------ FRAGMENTO DEL TEXTO ------

Las razones anteriores quedaron pendiendo de un hilo luego de que se espació fuerte la versión de que el motivo central había sido la “amable recomendación” que le hicieron a “Chuy” López de parte de quien controla a uno de los principales grupos delictivos de la región. Lo anterior, elegante eufemismo para no llamar amenazas no tan veladas buscando que se bajara del barco.
Más allá de versiones, chismes o rumores, el recuerdo que hace poco menos de dos años, ciertas zonas de Guasave eran zona vedada para el candidato del PAN a la alcaldía: los grupos fácticos tienen su propio candidato.
Y HABLANDO DE GUASAVE, buen lío en el que está metida la candidata a presidente municipal por el PRI, Diana Armenta, quien busca la reelección.
Dentro del corto y muy gris período el que estuvo al frente del ayuntamiento local dejó varios asuntos pendientes, algunos de los cuales se han venido agravando, como lo es el caso de la empresa SAVCOM, a la cual se le deben más de dos años de renta de los 240 equipos de computación en uno precisamente del gobierno municipal.
El incumplimiento de pago de dichos equipos así como de las licencias licencias del software, motivaron a los representantes legales de la empresa a imponer demanda contra el Ayuntamiento y con penalización a quien resulte responsable. El monto que se adeuda supera ya los 9 millones de pesos.
Por más que se diga que esta deuda deviene desde la administración de Armando Leyson, el gobierno de Diana Armenta ha sido omiso para atender el compromiso y aún más, ante la demanda la postura ha sido rehusarse incluso a regresar los equipos en renta.
Ante tal situación, SAVCOM ya hizo llegar la documentación incluso ante el Instituto Electoral Sinaloense, balconeada que deja muy mal parada a la ahijada de Diva Hadamira Gastelum, quien por cierto, ha pecado de discreta en el presente proceso electoral.

------ DATOS PROPORCIONADOS ------

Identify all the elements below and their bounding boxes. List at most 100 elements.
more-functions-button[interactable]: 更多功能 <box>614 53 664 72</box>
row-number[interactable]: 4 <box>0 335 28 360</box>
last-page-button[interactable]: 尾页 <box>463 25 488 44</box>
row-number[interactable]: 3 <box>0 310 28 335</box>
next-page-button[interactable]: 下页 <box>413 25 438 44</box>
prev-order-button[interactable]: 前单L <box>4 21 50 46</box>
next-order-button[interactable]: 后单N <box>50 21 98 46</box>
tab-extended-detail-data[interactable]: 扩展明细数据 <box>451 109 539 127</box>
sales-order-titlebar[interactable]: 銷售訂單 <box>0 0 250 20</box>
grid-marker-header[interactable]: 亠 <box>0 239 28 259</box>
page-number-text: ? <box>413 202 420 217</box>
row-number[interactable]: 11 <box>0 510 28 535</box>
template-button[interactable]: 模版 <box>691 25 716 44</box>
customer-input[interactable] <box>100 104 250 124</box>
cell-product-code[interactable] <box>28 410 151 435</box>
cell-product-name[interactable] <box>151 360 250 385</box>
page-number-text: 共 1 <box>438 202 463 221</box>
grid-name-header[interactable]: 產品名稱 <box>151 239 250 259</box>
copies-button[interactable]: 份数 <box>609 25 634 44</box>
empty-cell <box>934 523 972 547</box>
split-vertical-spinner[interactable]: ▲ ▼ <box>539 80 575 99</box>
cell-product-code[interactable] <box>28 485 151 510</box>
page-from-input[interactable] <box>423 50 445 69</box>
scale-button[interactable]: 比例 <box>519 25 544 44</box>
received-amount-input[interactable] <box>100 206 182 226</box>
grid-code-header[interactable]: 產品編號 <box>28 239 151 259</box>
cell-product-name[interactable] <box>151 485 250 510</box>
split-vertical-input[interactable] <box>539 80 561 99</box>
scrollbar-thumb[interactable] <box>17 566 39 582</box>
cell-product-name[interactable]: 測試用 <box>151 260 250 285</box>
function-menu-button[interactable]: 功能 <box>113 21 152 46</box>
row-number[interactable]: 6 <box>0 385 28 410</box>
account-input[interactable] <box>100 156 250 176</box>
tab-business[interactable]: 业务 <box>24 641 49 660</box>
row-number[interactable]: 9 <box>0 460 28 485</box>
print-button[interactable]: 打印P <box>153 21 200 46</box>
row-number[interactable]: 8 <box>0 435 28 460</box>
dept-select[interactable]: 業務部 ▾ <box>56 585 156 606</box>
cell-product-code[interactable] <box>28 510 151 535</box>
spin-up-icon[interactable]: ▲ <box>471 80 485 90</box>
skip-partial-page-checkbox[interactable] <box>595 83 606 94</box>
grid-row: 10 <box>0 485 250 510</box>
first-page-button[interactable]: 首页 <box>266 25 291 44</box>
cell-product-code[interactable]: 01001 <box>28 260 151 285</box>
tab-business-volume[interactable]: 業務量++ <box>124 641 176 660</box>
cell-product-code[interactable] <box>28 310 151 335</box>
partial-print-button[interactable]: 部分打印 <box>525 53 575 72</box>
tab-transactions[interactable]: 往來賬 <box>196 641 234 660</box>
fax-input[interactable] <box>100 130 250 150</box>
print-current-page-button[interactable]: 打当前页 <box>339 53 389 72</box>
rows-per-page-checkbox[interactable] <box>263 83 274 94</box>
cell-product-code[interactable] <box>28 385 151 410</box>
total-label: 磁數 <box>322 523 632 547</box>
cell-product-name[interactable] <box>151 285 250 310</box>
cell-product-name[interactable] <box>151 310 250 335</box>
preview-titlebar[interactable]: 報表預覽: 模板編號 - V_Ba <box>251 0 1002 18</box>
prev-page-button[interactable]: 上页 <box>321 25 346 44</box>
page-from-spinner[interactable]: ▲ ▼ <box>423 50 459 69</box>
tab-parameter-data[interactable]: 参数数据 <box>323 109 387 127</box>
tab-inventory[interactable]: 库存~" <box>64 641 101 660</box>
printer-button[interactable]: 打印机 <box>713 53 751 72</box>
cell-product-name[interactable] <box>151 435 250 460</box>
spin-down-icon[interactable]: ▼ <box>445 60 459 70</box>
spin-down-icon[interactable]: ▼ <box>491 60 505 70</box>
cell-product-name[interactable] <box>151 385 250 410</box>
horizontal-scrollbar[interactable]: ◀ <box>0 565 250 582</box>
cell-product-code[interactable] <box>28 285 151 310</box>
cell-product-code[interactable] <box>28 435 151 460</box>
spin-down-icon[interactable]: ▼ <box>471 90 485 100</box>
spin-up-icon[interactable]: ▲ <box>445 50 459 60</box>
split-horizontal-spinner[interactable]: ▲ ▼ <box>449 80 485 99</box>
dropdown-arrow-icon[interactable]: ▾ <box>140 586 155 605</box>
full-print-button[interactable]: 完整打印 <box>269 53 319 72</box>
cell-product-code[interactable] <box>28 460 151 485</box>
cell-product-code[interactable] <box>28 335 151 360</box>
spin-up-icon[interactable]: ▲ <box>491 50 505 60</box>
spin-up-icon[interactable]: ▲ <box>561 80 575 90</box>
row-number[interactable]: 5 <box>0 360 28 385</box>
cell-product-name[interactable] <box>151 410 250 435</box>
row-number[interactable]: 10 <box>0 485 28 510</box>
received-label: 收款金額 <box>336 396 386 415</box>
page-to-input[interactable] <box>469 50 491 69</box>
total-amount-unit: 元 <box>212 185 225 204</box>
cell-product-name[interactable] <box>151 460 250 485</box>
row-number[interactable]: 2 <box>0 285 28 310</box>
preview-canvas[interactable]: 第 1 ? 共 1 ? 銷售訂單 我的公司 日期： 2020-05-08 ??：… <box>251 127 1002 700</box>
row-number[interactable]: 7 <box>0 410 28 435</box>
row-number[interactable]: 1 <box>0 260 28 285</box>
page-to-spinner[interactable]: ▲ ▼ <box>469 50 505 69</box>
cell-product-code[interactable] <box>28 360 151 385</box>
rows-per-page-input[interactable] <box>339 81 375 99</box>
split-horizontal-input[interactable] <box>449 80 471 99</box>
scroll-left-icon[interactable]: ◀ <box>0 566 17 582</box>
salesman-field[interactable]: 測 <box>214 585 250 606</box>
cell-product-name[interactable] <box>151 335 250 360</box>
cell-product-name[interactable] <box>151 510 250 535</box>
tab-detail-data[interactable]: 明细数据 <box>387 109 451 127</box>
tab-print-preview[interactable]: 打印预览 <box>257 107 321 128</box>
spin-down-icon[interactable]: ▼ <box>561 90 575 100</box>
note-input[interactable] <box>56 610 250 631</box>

------

* CONSIGNA 1 *
Reescribe el texto sobre la política en Guasave desde "El incumplimiento de" hasta "presente proceso electoral." y sustituye "demanda" por "querella".
* CONSIGNA 2 *
Prosigue el texto sobre la política en Guasave a partir de su última oración.

* RESPUESTA DEL EJERCICIO 1 *
El incumplimiento de pago de dichos equipos así como de las licencias licencias del software, motivaron a los representantes legales de la empresa a imponer querella contra el Ayuntamiento y con penalización a quien resulte responsable. El monto que se adeuda supera ya los 9 millones de pesos.
Por más que se diga que esta deuda deviene desde la administración de Armando Leyson, el gobierno de Diana Armenta ha sido omiso para atender el compromiso y aún más, ante la querella la postura ha sido rehusarse incluso a regresar los equipos en renta.
Ante tal situación, SAVCOM ya hizo llegar la documentación incluso ante el Instituto Electoral Sinaloense, balconeada que deja muy mal parada a la ahijada de Diva Hadamira Gastelum, quien por cierto, ha pecado de discreta en el presente proceso electoral.

* RESPUESTA DEL EJERCICIO 2 *
El silencio de la perenne líder del movimiento femenil priista al parecer ha sido buena manera de quedar lejos de los señalamientos que la hacen ver como gran beneficiaria de la actividad política, en la que al parecer ha encontrado una buena manera de consolidar su patrimonio a su paso por los diferentes cargos que ha ocupado.
Falta que se investigue, por ejemplo, la propiedad que tiene de dos restaurantes de comida china que tiene en Guasave y uno más en Tucson, Arizona, ambos operados por personal de origen chino cuya llegada a nuestro continente valdría la pena investigar.
LA LISTA PLURINOMIAL de diputados locales del PAN para Sinaloa, que fuera tratada de revertir por grupos al interior del blaquiazul, reveló de nuevo la grave crisis que vive dicho partido en el estado.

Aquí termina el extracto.